*** Supplied material ***
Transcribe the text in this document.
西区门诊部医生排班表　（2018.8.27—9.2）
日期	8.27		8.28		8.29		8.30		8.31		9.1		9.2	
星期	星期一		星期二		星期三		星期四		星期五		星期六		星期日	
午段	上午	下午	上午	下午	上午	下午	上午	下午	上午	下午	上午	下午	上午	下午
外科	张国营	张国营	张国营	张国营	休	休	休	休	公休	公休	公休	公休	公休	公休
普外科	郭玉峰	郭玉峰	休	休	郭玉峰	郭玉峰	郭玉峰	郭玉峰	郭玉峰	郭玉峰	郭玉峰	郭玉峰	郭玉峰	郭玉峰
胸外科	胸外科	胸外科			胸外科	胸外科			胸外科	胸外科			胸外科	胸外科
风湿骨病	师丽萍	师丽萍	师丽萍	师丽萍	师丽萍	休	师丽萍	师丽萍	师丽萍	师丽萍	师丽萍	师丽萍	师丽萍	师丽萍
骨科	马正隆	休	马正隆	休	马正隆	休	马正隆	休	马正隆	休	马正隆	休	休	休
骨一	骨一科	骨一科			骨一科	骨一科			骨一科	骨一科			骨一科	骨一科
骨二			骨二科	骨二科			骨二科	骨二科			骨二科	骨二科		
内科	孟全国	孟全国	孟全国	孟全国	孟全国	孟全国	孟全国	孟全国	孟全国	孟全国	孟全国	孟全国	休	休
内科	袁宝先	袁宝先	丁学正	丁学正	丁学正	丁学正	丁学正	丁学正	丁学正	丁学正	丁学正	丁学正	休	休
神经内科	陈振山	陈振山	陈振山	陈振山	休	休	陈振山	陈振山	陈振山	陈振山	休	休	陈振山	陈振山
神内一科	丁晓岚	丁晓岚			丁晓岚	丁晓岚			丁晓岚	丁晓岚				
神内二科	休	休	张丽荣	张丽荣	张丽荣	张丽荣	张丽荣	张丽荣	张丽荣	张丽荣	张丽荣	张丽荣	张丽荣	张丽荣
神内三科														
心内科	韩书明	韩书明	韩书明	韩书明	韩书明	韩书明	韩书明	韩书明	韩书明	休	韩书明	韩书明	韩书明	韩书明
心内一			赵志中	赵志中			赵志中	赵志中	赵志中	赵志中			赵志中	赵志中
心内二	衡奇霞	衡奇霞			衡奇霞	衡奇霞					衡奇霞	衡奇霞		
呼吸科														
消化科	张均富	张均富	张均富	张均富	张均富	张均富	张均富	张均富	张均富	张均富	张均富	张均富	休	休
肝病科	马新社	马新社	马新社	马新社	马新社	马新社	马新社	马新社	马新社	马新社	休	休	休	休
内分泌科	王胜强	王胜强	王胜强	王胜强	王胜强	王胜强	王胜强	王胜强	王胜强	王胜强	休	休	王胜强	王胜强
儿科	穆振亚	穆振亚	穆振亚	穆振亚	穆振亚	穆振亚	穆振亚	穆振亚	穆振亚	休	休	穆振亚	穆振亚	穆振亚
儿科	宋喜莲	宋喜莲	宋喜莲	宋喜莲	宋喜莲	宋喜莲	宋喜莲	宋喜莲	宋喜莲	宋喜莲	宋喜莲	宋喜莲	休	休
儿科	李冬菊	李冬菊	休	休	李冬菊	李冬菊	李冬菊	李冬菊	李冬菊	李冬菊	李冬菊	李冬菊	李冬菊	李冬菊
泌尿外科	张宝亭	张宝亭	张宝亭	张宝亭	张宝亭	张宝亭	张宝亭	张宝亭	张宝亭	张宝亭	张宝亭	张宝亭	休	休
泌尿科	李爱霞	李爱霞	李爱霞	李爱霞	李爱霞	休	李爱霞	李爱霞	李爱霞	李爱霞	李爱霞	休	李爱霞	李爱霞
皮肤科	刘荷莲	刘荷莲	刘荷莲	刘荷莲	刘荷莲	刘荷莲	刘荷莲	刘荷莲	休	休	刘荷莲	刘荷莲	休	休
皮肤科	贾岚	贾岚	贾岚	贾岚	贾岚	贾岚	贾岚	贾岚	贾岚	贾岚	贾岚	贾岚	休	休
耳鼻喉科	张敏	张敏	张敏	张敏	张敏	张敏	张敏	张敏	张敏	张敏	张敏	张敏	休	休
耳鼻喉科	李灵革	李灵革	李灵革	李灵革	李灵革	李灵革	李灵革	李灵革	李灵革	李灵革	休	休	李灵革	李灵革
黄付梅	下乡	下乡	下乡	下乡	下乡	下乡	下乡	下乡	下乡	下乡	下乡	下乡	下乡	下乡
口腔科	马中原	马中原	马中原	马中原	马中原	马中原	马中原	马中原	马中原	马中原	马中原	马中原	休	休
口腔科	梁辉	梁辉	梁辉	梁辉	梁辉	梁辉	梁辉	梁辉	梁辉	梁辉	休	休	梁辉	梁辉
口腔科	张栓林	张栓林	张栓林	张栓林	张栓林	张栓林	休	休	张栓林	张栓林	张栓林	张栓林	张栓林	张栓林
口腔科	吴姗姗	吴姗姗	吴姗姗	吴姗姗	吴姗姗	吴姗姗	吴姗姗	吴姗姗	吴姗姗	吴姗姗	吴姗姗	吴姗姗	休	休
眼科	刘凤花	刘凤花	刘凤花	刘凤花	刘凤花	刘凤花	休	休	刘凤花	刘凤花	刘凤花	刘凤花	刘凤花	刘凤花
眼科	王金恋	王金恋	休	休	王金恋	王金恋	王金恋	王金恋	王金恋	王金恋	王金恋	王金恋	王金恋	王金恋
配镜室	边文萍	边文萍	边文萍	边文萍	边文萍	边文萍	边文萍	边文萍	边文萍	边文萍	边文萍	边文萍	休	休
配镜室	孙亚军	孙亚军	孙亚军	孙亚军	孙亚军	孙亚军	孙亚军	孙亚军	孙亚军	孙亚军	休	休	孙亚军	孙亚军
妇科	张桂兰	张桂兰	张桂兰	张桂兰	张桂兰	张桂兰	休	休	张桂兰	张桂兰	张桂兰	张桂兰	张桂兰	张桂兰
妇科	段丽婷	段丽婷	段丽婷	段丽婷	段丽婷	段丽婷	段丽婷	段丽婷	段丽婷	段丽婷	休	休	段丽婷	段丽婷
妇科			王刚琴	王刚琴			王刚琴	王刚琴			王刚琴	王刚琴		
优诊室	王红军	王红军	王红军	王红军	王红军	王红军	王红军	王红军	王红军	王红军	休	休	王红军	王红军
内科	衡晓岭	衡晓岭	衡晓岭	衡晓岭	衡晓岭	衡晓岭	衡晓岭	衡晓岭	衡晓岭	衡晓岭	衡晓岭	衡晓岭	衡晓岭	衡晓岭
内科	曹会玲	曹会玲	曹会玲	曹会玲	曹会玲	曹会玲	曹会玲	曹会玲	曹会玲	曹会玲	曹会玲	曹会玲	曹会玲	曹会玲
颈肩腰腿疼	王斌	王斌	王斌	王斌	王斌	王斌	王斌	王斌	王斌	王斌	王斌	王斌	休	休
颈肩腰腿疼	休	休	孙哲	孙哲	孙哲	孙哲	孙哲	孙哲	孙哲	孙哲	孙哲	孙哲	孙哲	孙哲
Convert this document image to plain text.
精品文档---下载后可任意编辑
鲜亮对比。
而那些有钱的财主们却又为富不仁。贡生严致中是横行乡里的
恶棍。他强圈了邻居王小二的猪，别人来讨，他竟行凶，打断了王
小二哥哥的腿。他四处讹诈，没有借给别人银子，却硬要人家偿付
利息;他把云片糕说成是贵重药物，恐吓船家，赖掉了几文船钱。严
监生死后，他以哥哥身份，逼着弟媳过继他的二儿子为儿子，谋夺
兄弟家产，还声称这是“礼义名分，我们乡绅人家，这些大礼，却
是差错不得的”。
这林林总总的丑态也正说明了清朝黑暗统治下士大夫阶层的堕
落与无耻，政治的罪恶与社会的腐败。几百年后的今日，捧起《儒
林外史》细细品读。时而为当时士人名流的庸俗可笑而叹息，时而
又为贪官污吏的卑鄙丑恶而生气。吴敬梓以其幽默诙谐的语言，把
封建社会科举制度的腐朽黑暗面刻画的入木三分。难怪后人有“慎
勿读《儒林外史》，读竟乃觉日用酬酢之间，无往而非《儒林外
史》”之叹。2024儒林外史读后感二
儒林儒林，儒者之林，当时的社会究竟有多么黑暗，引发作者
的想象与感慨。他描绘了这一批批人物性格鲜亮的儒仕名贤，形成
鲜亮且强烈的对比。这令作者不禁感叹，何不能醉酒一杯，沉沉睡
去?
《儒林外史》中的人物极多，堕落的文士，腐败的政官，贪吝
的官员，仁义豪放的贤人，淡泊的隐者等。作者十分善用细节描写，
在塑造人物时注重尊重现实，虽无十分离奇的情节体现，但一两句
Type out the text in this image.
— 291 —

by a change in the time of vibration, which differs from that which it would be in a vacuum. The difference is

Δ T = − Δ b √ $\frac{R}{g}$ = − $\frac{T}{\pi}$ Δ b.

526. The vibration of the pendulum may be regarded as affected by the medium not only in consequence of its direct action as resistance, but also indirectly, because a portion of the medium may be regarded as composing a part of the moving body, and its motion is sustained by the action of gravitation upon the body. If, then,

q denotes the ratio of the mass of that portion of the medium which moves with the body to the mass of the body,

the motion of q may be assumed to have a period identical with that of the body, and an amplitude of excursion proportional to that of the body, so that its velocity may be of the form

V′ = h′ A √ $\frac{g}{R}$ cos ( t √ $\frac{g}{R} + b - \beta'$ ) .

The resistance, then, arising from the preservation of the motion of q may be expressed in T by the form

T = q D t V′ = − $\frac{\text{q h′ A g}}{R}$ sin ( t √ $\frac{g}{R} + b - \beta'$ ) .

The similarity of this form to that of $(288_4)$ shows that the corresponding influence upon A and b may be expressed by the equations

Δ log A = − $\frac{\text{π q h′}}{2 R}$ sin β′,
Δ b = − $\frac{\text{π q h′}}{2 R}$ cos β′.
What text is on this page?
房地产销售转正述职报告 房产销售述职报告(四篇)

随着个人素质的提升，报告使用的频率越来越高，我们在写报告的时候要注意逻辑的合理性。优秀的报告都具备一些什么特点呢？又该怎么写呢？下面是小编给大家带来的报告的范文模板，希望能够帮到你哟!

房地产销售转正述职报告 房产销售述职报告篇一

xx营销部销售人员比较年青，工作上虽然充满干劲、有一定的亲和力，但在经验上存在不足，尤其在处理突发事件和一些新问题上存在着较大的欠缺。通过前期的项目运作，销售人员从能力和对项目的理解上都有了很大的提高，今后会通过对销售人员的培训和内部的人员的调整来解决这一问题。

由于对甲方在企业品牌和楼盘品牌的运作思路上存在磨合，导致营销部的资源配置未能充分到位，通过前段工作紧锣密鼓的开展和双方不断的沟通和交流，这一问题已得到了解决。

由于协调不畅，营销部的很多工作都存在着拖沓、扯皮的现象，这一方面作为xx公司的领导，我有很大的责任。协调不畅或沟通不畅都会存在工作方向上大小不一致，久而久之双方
***
_Task instructions_
Examine the records and pull out every line where the string "text" occurs.

_Result for this task_
Transcribe the text in this document.
Convert this document image to plain text.
Type out the text in this image.
T = q D t V′ = − $\frac{\text{q h′ A g}}{R}$ sin ( t √ $\frac{g}{R} + b - \beta'$ ) .
Δ log A = − $\frac{\text{π q h′}}{2 R}$ sin β′,
Δ b = − $\frac{\text{π q h′}}{2 R}$ cos β′.
What text is on this page?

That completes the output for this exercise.